* Work to complete:
Lines containing the word "งานในราชการส" should be extracted in full.

Extracted records:

========================================

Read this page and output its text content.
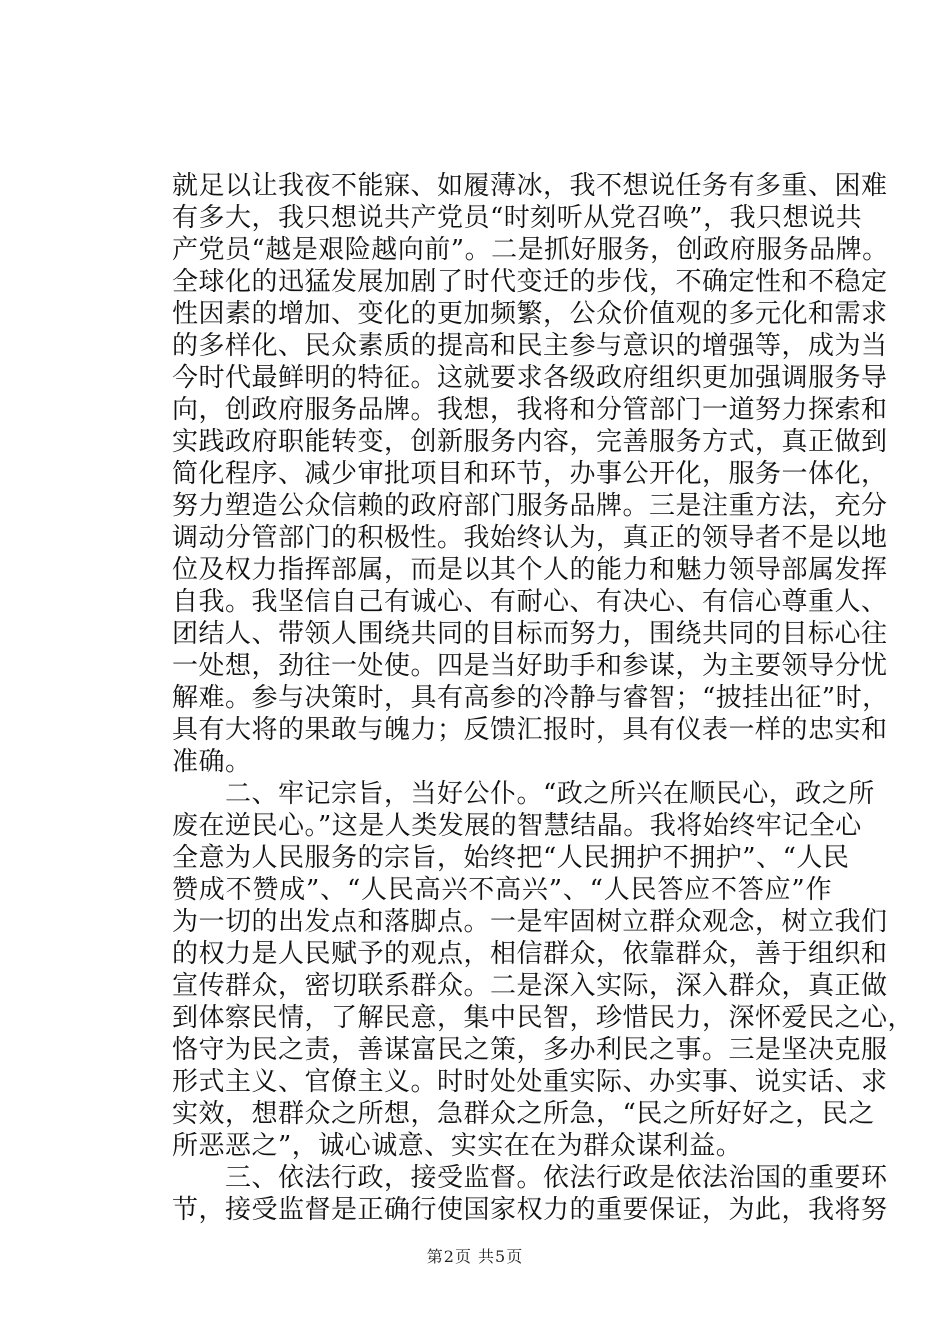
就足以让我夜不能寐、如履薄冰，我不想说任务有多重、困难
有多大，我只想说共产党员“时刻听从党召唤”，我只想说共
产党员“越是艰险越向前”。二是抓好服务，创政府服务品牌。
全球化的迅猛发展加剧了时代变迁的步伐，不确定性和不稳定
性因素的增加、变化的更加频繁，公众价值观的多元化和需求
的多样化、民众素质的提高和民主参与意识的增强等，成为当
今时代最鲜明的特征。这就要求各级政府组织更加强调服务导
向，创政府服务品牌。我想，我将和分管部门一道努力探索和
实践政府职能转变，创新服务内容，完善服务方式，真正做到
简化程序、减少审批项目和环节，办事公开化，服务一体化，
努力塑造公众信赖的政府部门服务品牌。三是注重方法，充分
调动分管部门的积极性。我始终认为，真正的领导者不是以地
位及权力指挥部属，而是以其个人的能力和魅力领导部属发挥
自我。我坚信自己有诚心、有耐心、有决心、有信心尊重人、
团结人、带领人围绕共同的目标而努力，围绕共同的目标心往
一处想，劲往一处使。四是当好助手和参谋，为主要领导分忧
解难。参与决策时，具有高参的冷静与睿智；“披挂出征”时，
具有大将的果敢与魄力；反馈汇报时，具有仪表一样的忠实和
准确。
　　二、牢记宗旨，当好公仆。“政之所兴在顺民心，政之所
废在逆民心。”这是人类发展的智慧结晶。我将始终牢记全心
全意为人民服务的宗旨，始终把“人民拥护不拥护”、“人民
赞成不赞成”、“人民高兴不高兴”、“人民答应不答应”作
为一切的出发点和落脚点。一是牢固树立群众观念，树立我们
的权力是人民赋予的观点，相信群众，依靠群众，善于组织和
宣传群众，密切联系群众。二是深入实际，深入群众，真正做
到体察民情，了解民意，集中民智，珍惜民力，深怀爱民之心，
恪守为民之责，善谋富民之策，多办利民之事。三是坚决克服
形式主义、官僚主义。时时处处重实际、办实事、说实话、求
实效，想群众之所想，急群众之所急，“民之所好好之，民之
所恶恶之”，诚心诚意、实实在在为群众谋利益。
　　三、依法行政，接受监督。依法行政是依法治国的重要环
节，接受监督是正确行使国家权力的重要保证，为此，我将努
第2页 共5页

========================================

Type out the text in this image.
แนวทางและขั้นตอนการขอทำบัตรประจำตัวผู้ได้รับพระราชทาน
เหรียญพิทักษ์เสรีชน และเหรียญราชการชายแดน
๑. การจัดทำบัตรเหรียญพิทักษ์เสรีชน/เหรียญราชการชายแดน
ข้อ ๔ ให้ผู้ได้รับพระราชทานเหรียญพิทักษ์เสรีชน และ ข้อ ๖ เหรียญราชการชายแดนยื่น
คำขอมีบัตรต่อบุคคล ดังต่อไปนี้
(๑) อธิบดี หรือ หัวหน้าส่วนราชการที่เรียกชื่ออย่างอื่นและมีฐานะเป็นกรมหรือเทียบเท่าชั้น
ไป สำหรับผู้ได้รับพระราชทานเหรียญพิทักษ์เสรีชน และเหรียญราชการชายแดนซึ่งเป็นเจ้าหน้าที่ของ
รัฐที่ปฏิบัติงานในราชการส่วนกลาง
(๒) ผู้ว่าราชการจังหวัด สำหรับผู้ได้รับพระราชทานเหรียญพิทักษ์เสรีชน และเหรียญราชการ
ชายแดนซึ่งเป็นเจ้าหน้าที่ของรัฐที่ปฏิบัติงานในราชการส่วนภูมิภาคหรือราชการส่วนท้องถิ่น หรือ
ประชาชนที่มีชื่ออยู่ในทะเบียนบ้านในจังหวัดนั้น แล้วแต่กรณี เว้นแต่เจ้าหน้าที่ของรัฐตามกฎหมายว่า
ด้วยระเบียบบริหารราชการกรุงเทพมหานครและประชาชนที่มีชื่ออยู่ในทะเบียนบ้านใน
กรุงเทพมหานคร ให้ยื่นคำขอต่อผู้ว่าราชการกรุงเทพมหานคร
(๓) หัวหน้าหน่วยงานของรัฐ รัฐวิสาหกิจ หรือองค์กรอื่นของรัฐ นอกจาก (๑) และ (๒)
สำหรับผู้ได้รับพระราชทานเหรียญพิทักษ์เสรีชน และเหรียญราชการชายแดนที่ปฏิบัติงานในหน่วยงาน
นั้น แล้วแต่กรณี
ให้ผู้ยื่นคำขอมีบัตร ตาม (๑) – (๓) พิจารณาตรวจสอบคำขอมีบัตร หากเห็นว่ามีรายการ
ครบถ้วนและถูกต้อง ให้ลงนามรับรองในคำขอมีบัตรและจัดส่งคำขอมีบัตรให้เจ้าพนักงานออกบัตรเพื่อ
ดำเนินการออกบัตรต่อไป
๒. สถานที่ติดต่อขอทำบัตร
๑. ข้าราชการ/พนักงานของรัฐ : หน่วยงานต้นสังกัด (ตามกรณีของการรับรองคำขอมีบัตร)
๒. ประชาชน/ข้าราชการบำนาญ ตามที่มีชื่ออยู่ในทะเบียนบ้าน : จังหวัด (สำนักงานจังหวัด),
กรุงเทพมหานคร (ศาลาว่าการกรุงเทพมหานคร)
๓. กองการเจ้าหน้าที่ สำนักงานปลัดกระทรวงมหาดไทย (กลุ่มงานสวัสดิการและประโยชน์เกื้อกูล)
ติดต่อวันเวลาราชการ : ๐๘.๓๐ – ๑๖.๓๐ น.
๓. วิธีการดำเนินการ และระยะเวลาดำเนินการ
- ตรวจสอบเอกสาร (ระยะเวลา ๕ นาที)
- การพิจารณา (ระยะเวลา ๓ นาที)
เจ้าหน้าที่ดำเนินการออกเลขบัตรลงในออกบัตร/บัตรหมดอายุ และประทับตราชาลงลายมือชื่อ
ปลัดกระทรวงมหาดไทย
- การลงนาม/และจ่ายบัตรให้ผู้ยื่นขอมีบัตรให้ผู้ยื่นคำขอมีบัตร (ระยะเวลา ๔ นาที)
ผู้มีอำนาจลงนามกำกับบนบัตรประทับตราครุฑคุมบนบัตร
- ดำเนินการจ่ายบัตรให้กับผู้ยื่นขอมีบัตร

========================================

* Answer for this exercise:
รัฐที่ปฏิบัติงานในราชการส่วนกลาง
ชายแดนซึ่งเป็นเจ้าหน้าที่ของรัฐที่ปฏิบัติงานในราชการส่วนภูมิภาคหรือราชการส่วนท้องถิ่น หรือ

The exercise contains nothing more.